• Your objective
Copy out every one of the lines below word for word, keeping them in the same order.

Part of a data file:
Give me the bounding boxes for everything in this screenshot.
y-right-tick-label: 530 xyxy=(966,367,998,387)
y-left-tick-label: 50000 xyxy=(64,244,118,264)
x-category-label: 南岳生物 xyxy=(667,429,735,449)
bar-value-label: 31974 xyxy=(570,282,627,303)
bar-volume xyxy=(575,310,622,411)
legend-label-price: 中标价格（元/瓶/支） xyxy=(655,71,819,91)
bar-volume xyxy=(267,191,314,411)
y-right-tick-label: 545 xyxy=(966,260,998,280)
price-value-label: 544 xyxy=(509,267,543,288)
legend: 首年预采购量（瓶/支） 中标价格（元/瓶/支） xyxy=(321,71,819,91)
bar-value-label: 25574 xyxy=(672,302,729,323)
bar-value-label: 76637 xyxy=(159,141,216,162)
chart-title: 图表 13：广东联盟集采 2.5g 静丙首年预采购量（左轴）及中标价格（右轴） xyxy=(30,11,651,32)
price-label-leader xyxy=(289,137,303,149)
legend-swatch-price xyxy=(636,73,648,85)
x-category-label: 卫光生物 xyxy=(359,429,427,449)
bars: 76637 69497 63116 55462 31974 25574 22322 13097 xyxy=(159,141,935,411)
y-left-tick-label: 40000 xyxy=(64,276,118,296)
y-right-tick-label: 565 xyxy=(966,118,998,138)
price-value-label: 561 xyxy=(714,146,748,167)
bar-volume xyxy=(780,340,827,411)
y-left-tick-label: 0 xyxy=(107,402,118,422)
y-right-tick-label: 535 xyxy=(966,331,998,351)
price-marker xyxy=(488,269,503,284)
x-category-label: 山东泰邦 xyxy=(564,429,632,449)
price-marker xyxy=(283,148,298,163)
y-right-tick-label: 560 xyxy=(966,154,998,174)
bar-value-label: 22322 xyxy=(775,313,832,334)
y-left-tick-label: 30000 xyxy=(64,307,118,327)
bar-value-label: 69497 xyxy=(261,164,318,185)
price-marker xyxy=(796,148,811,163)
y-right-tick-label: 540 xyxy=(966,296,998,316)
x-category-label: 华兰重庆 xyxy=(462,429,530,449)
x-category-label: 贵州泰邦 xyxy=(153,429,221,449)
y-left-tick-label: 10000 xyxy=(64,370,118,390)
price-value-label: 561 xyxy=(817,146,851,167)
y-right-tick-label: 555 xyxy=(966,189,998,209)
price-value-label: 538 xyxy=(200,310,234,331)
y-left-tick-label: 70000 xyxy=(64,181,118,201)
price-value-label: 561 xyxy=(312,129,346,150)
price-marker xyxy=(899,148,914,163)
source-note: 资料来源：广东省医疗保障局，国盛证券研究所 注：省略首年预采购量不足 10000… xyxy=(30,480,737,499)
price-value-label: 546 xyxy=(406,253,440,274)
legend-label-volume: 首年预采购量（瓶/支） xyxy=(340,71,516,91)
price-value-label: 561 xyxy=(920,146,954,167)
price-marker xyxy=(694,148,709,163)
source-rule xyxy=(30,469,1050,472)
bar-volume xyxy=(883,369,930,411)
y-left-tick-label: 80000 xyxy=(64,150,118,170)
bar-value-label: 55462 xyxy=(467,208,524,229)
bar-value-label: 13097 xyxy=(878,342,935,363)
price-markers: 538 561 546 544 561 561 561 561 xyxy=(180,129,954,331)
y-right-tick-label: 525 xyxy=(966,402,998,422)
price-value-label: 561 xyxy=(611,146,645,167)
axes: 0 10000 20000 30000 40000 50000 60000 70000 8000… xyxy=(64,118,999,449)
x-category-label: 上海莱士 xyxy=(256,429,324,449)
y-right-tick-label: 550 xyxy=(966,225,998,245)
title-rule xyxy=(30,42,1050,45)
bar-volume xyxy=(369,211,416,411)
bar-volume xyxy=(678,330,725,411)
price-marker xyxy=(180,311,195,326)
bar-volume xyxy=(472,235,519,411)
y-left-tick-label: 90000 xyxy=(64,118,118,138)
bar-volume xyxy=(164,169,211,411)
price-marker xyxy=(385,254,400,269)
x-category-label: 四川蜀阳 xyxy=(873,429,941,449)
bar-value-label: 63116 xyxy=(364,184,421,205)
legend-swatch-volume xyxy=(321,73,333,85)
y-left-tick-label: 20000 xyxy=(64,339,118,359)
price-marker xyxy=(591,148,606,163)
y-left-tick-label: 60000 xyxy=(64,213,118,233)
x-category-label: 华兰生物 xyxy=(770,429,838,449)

• Solution
Give me the bounding boxes for everything in this screenshot.
y-right-tick-label: 530 xyxy=(966,367,998,387)
y-left-tick-label: 50000 xyxy=(64,244,118,264)
x-category-label: 南岳生物 xyxy=(667,429,735,449)
bar-value-label: 31974 xyxy=(570,282,627,303)
bar-volume xyxy=(575,310,622,411)
legend-label-price: 中标价格（元/瓶/支） xyxy=(655,71,819,91)
bar-volume xyxy=(267,191,314,411)
y-right-tick-label: 545 xyxy=(966,260,998,280)
price-value-label: 544 xyxy=(509,267,543,288)
legend: 首年预采购量（瓶/支） 中标价格（元/瓶/支） xyxy=(321,71,819,91)
bar-value-label: 25574 xyxy=(672,302,729,323)
bar-value-label: 76637 xyxy=(159,141,216,162)
chart-title: 图表 13：广东联盟集采 2.5g 静丙首年预采购量（左轴）及中标价格（右轴） xyxy=(30,11,651,32)
price-label-leader xyxy=(289,137,303,149)
legend-swatch-price xyxy=(636,73,648,85)
x-category-label: 卫光生物 xyxy=(359,429,427,449)
bars: 76637 69497 63116 55462 31974 25574 22322 13097 xyxy=(159,141,935,411)
y-left-tick-label: 40000 xyxy=(64,276,118,296)
y-right-tick-label: 565 xyxy=(966,118,998,138)
price-value-label: 561 xyxy=(714,146,748,167)
bar-volume xyxy=(780,340,827,411)
y-left-tick-label: 0 xyxy=(107,402,118,422)
y-right-tick-label: 535 xyxy=(966,331,998,351)
price-marker xyxy=(488,269,503,284)
x-category-label: 山东泰邦 xyxy=(564,429,632,449)
price-marker xyxy=(283,148,298,163)
y-right-tick-label: 560 xyxy=(966,154,998,174)
bar-value-label: 22322 xyxy=(775,313,832,334)
y-left-tick-label: 30000 xyxy=(64,307,118,327)
bar-value-label: 69497 xyxy=(261,164,318,185)
price-marker xyxy=(796,148,811,163)
y-right-tick-label: 540 xyxy=(966,296,998,316)
x-category-label: 华兰重庆 xyxy=(462,429,530,449)
x-category-label: 贵州泰邦 xyxy=(153,429,221,449)
y-left-tick-label: 10000 xyxy=(64,370,118,390)
price-value-label: 561 xyxy=(817,146,851,167)
y-right-tick-label: 555 xyxy=(966,189,998,209)
price-value-label: 538 xyxy=(200,310,234,331)
y-left-tick-label: 70000 xyxy=(64,181,118,201)
price-value-label: 561 xyxy=(312,129,346,150)
price-marker xyxy=(899,148,914,163)
source-note: 资料来源：广东省医疗保障局，国盛证券研究所 注：省略首年预采购量不足 10000… xyxy=(30,480,737,499)
price-value-label: 546 xyxy=(406,253,440,274)
legend-label-volume: 首年预采购量（瓶/支） xyxy=(340,71,516,91)
price-value-label: 561 xyxy=(920,146,954,167)
price-marker xyxy=(694,148,709,163)
source-rule xyxy=(30,469,1050,472)
bar-volume xyxy=(883,369,930,411)
y-left-tick-label: 80000 xyxy=(64,150,118,170)
bar-value-label: 55462 xyxy=(467,208,524,229)
bar-value-label: 13097 xyxy=(878,342,935,363)
price-markers: 538 561 546 544 561 561 561 561 xyxy=(180,129,954,331)
y-right-tick-label: 525 xyxy=(966,402,998,422)
price-value-label: 561 xyxy=(611,146,645,167)
axes: 0 10000 20000 30000 40000 50000 60000 70000 8000… xyxy=(64,118,999,449)
x-category-label: 上海莱士 xyxy=(256,429,324,449)
y-right-tick-label: 550 xyxy=(966,225,998,245)
title-rule xyxy=(30,42,1050,45)
bar-volume xyxy=(369,211,416,411)
bar-volume xyxy=(678,330,725,411)
price-marker xyxy=(180,311,195,326)
bar-volume xyxy=(472,235,519,411)
y-left-tick-label: 90000 xyxy=(64,118,118,138)
bar-volume xyxy=(164,169,211,411)
price-marker xyxy=(385,254,400,269)
x-category-label: 四川蜀阳 xyxy=(873,429,941,449)
bar-value-label: 63116 xyxy=(364,184,421,205)
legend-swatch-volume xyxy=(321,73,333,85)
y-left-tick-label: 20000 xyxy=(64,339,118,359)
price-marker xyxy=(591,148,606,163)
y-left-tick-label: 60000 xyxy=(64,213,118,233)
x-category-label: 华兰生物 xyxy=(770,429,838,449)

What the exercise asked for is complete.